## Request
Write out the listing below exactly, and omit any images you find in it.

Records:
◇ ◇ ◇

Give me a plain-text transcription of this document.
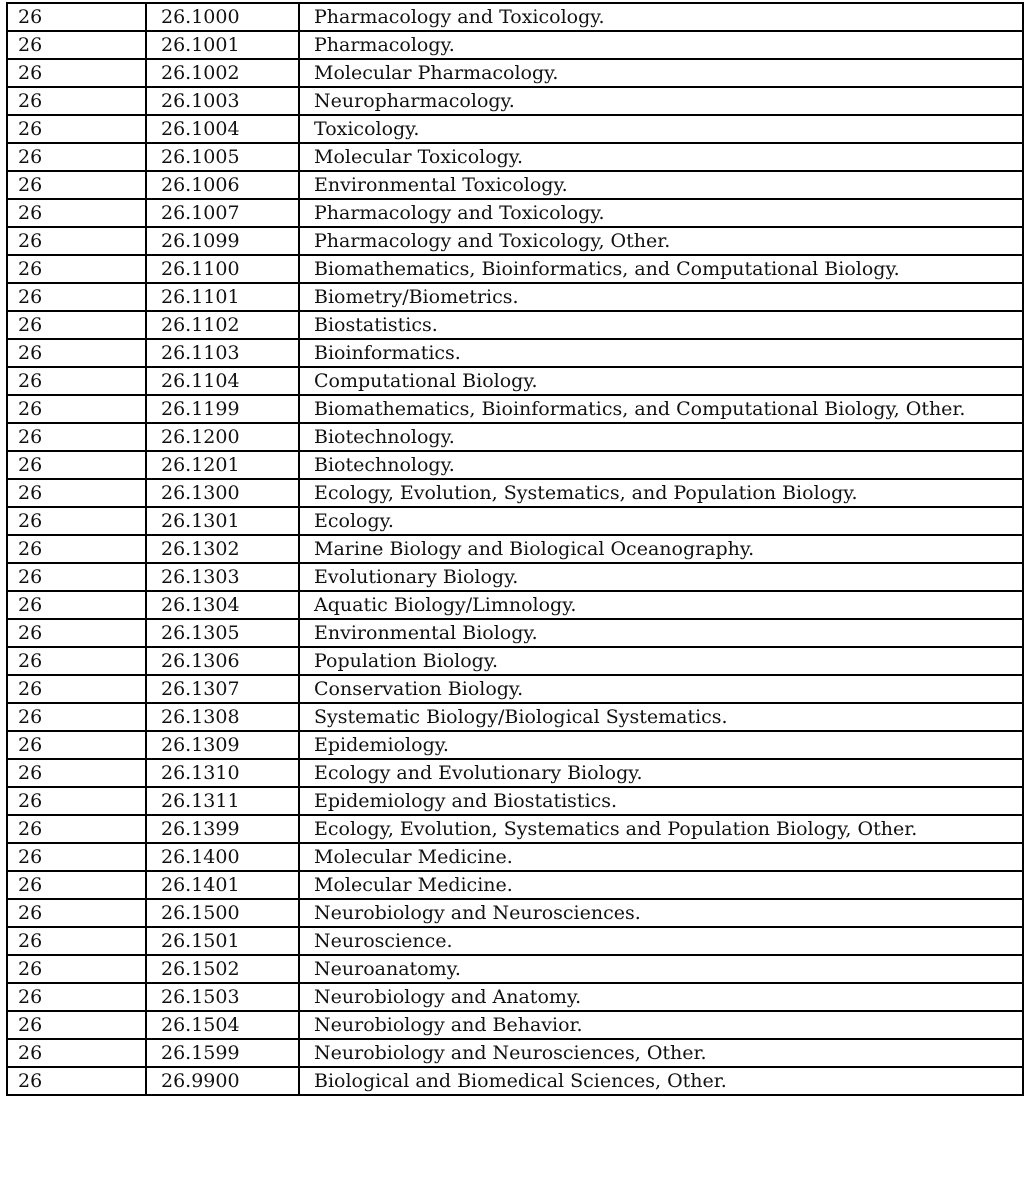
26	26.1000	Pharmacology and Toxicology.
26	26.1001	Pharmacology.
26	26.1002	Molecular Pharmacology.
26	26.1003	Neuropharmacology.
26	26.1004	Toxicology.
26	26.1005	Molecular Toxicology.
26	26.1006	Environmental Toxicology.
26	26.1007	Pharmacology and Toxicology.
26	26.1099	Pharmacology and Toxicology, Other.
26	26.1100	Biomathematics, Bioinformatics, and Computational Biology.
26	26.1101	Biometry/Biometrics.
26	26.1102	Biostatistics.
26	26.1103	Bioinformatics.
26	26.1104	Computational Biology.
26	26.1199	Biomathematics, Bioinformatics, and Computational Biology, Other.
26	26.1200	Biotechnology.
26	26.1201	Biotechnology.
26	26.1300	Ecology, Evolution, Systematics, and Population Biology.
26	26.1301	Ecology.
26	26.1302	Marine Biology and Biological Oceanography.
26	26.1303	Evolutionary Biology.
26	26.1304	Aquatic Biology/Limnology.
26	26.1305	Environmental Biology.
26	26.1306	Population Biology.
26	26.1307	Conservation Biology.
26	26.1308	Systematic Biology/Biological Systematics.
26	26.1309	Epidemiology.
26	26.1310	Ecology and Evolutionary Biology.
26	26.1311	Epidemiology and Biostatistics.
26	26.1399	Ecology, Evolution, Systematics and Population Biology, Other.
26	26.1400	Molecular Medicine.
26	26.1401	Molecular Medicine.
26	26.1500	Neurobiology and Neurosciences.
26	26.1501	Neuroscience.
26	26.1502	Neuroanatomy.
26	26.1503	Neurobiology and Anatomy.
26	26.1504	Neurobiology and Behavior.
26	26.1599	Neurobiology and Neurosciences, Other.
26	26.9900	Biological and Biomedical Sciences, Other.
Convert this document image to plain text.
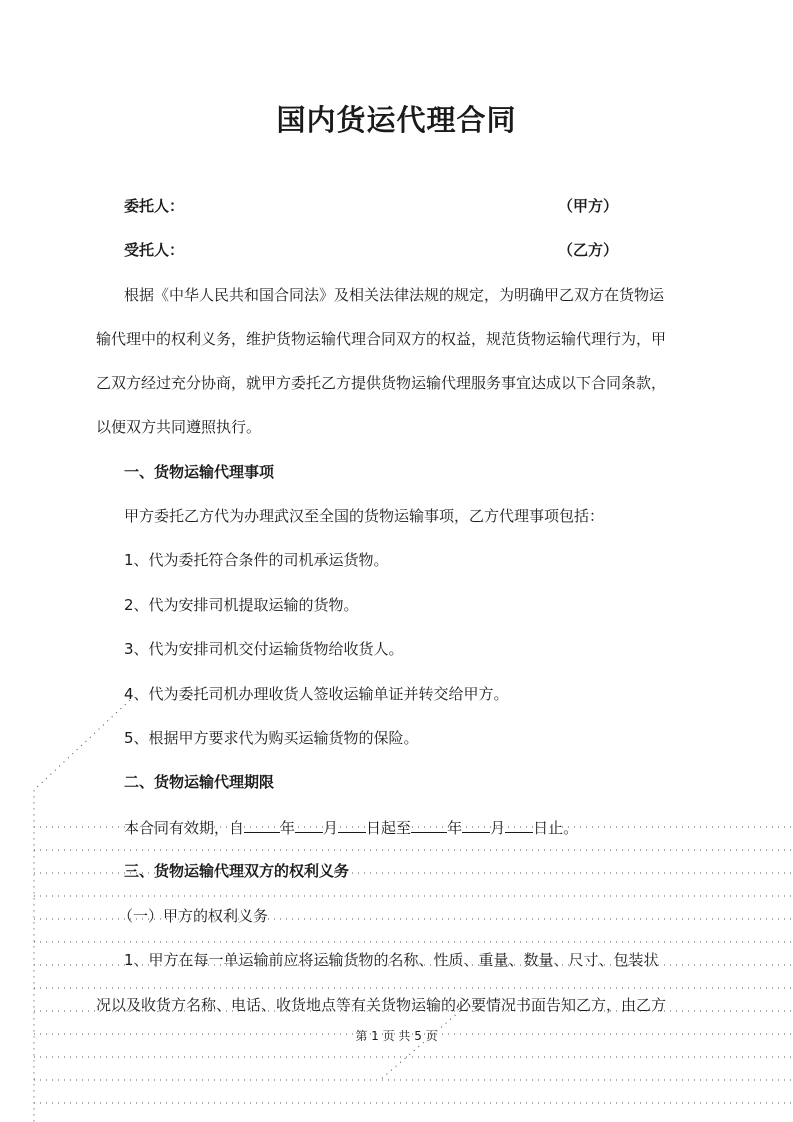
国内货运代理合同
委托人：	（甲方）
受托人：	（乙方）
根据《中华人民共和国合同法》及相关法律法规的规定，为明确甲乙双方在货物运
输代理中的权利义务，维护货物运输代理合同双方的权益，规范货物运输代理行为，甲
乙双方经过充分协商，就甲方委托乙方提供货物运输代理服务事宜达成以下合同条款，
以便双方共同遵照执行。
一、货物运输代理事项
甲方委托乙方代为办理武汉至全国的货物运输事项，乙方代理事项包括：
1、代为委托符合条件的司机承运货物。
2、代为安排司机提取运输的货物。
3、代为安排司机交付运输货物给收货人。
4、代为委托司机办理收货人签收运输单证并转交给甲方。
5、根据甲方要求代为购买运输货物的保险。
二、货物运输代理期限
本合同有效期，自 年 月 日起至 年 月 日止。
三、货物运输代理双方的权利义务
（一）甲方的权利义务
1、甲方在每一单运输前应将运输货物的名称、性质、重量、数量、尺寸、包装状
况以及收货方名称、电话、收货地点等有关货物运输的必要情况书面告知乙方，由乙方
第 1 页 共 5 页
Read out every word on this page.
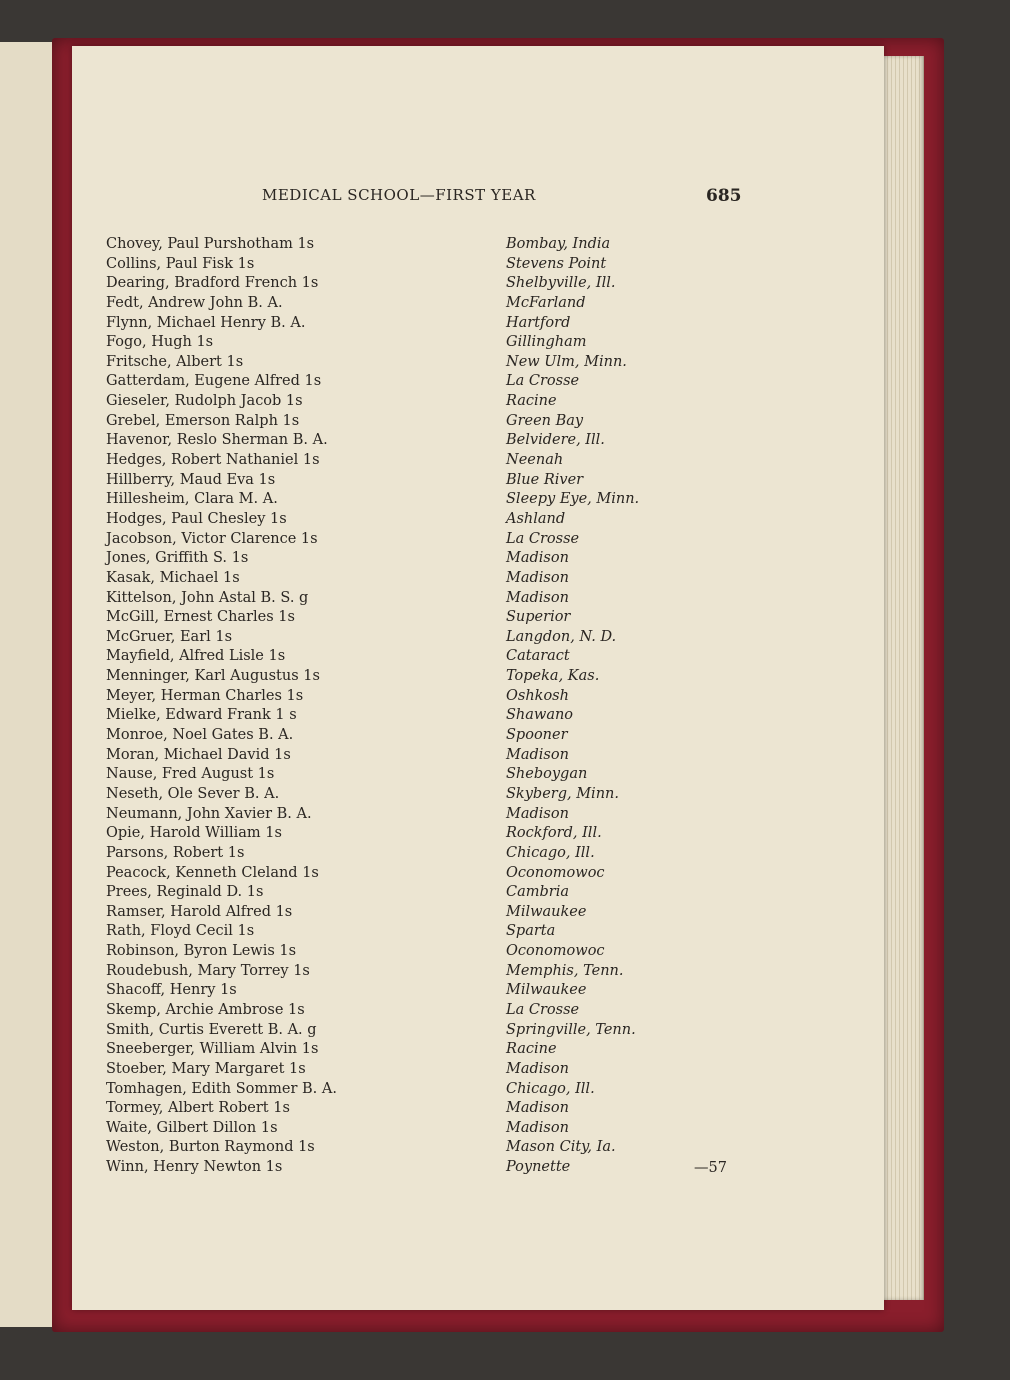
MEDICAL SCHOOL—FIRST YEAR	685
Chovey, Paul Purshotham 1s	Bombay, India
Collins, Paul Fisk 1s	Stevens Point
Dearing, Bradford French 1s	Shelbyville, Ill.
Fedt, Andrew John B. A.	McFarland
Flynn, Michael Henry B. A.	Hartford
Fogo, Hugh 1s	Gillingham
Fritsche, Albert 1s	New Ulm, Minn.
Gatterdam, Eugene Alfred 1s	La Crosse
Gieseler, Rudolph Jacob 1s	Racine
Grebel, Emerson Ralph 1s	Green Bay
Havenor, Reslo Sherman B. A.	Belvidere, Ill.
Hedges, Robert Nathaniel 1s	Neenah
Hillberry, Maud Eva 1s	Blue River
Hillesheim, Clara M. A.	Sleepy Eye, Minn.
Hodges, Paul Chesley 1s	Ashland
Jacobson, Victor Clarence 1s	La Crosse
Jones, Griffith S. 1s	Madison
Kasak, Michael 1s	Madison
Kittelson, John Astal B. S. g	Madison
McGill, Ernest Charles 1s	Superior
McGruer, Earl 1s	Langdon, N. D.
Mayfield, Alfred Lisle 1s	Cataract
Menninger, Karl Augustus 1s	Topeka, Kas.
Meyer, Herman Charles 1s	Oshkosh
Mielke, Edward Frank 1 s	Shawano
Monroe, Noel Gates B. A.	Spooner
Moran, Michael David 1s	Madison
Nause, Fred August 1s	Sheboygan
Neseth, Ole Sever B. A.	Skyberg, Minn.
Neumann, John Xavier B. A.	Madison
Opie, Harold William 1s	Rockford, Ill.
Parsons, Robert 1s	Chicago, Ill.
Peacock, Kenneth Cleland 1s	Oconomowoc
Prees, Reginald D. 1s	Cambria
Ramser, Harold Alfred 1s	Milwaukee
Rath, Floyd Cecil 1s	Sparta
Robinson, Byron Lewis 1s	Oconomowoc
Roudebush, Mary Torrey 1s	Memphis, Tenn.
Shacoff, Henry 1s	Milwaukee
Skemp, Archie Ambrose 1s	La Crosse
Smith, Curtis Everett B. A. g	Springville, Tenn.
Sneeberger, William Alvin 1s	Racine
Stoeber, Mary Margaret 1s	Madison
Tomhagen, Edith Sommer B. A.	Chicago, Ill.
Tormey, Albert Robert 1s	Madison
Waite, Gilbert Dillon 1s	Madison
Weston, Burton Raymond 1s	Mason City, Ia.
Winn, Henry Newton 1s	Poynette	—57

◇ ◇ ◇

## The answer
Give me a plain-text transcription of this document.
26	26.1000	Pharmacology and Toxicology.
26	26.1001	Pharmacology.
26	26.1002	Molecular Pharmacology.
26	26.1003	Neuropharmacology.
26	26.1004	Toxicology.
26	26.1005	Molecular Toxicology.
26	26.1006	Environmental Toxicology.
26	26.1007	Pharmacology and Toxicology.
26	26.1099	Pharmacology and Toxicology, Other.
26	26.1100	Biomathematics, Bioinformatics, and Computational Biology.
26	26.1101	Biometry/Biometrics.
26	26.1102	Biostatistics.
26	26.1103	Bioinformatics.
26	26.1104	Computational Biology.
26	26.1199	Biomathematics, Bioinformatics, and Computational Biology, Other.
26	26.1200	Biotechnology.
26	26.1201	Biotechnology.
26	26.1300	Ecology, Evolution, Systematics, and Population Biology.
26	26.1301	Ecology.
26	26.1302	Marine Biology and Biological Oceanography.
26	26.1303	Evolutionary Biology.
26	26.1304	Aquatic Biology/Limnology.
26	26.1305	Environmental Biology.
26	26.1306	Population Biology.
26	26.1307	Conservation Biology.
26	26.1308	Systematic Biology/Biological Systematics.
26	26.1309	Epidemiology.
26	26.1310	Ecology and Evolutionary Biology.
26	26.1311	Epidemiology and Biostatistics.
26	26.1399	Ecology, Evolution, Systematics and Population Biology, Other.
26	26.1400	Molecular Medicine.
26	26.1401	Molecular Medicine.
26	26.1500	Neurobiology and Neurosciences.
26	26.1501	Neuroscience.
26	26.1502	Neuroanatomy.
26	26.1503	Neurobiology and Anatomy.
26	26.1504	Neurobiology and Behavior.
26	26.1599	Neurobiology and Neurosciences, Other.
26	26.9900	Biological and Biomedical Sciences, Other.
Convert this document image to plain text.
国内货运代理合同
委托人：	（甲方）
受托人：	（乙方）
根据《中华人民共和国合同法》及相关法律法规的规定，为明确甲乙双方在货物运
输代理中的权利义务，维护货物运输代理合同双方的权益，规范货物运输代理行为，甲
乙双方经过充分协商，就甲方委托乙方提供货物运输代理服务事宜达成以下合同条款，
以便双方共同遵照执行。
一、货物运输代理事项
甲方委托乙方代为办理武汉至全国的货物运输事项，乙方代理事项包括：
1、代为委托符合条件的司机承运货物。
2、代为安排司机提取运输的货物。
3、代为安排司机交付运输货物给收货人。
4、代为委托司机办理收货人签收运输单证并转交给甲方。
5、根据甲方要求代为购买运输货物的保险。
二、货物运输代理期限
本合同有效期，自 年 月 日起至 年 月 日止。
三、货物运输代理双方的权利义务
（一）甲方的权利义务
1、甲方在每一单运输前应将运输货物的名称、性质、重量、数量、尺寸、包装状
况以及收货方名称、电话、收货地点等有关货物运输的必要情况书面告知乙方，由乙方
第 1 页 共 5 页
Read out every word on this page.
MEDICAL SCHOOL—FIRST YEAR	685
Chovey, Paul Purshotham 1s	Bombay, India
Collins, Paul Fisk 1s	Stevens Point
Dearing, Bradford French 1s	Shelbyville, Ill.
Fedt, Andrew John B. A.	McFarland
Flynn, Michael Henry B. A.	Hartford
Fogo, Hugh 1s	Gillingham
Fritsche, Albert 1s	New Ulm, Minn.
Gatterdam, Eugene Alfred 1s	La Crosse
Gieseler, Rudolph Jacob 1s	Racine
Grebel, Emerson Ralph 1s	Green Bay
Havenor, Reslo Sherman B. A.	Belvidere, Ill.
Hedges, Robert Nathaniel 1s	Neenah
Hillberry, Maud Eva 1s	Blue River
Hillesheim, Clara M. A.	Sleepy Eye, Minn.
Hodges, Paul Chesley 1s	Ashland
Jacobson, Victor Clarence 1s	La Crosse
Jones, Griffith S. 1s	Madison
Kasak, Michael 1s	Madison
Kittelson, John Astal B. S. g	Madison
McGill, Ernest Charles 1s	Superior
McGruer, Earl 1s	Langdon, N. D.
Mayfield, Alfred Lisle 1s	Cataract
Menninger, Karl Augustus 1s	Topeka, Kas.
Meyer, Herman Charles 1s	Oshkosh
Mielke, Edward Frank 1 s	Shawano
Monroe, Noel Gates B. A.	Spooner
Moran, Michael David 1s	Madison
Nause, Fred August 1s	Sheboygan
Neseth, Ole Sever B. A.	Skyberg, Minn.
Neumann, John Xavier B. A.	Madison
Opie, Harold William 1s	Rockford, Ill.
Parsons, Robert 1s	Chicago, Ill.
Peacock, Kenneth Cleland 1s	Oconomowoc
Prees, Reginald D. 1s	Cambria
Ramser, Harold Alfred 1s	Milwaukee
Rath, Floyd Cecil 1s	Sparta
Robinson, Byron Lewis 1s	Oconomowoc
Roudebush, Mary Torrey 1s	Memphis, Tenn.
Shacoff, Henry 1s	Milwaukee
Skemp, Archie Ambrose 1s	La Crosse
Smith, Curtis Everett B. A. g	Springville, Tenn.
Sneeberger, William Alvin 1s	Racine
Stoeber, Mary Margaret 1s	Madison
Tomhagen, Edith Sommer B. A.	Chicago, Ill.
Tormey, Albert Robert 1s	Madison
Waite, Gilbert Dillon 1s	Madison
Weston, Burton Raymond 1s	Mason City, Ia.
Winn, Henry Newton 1s	Poynette	—57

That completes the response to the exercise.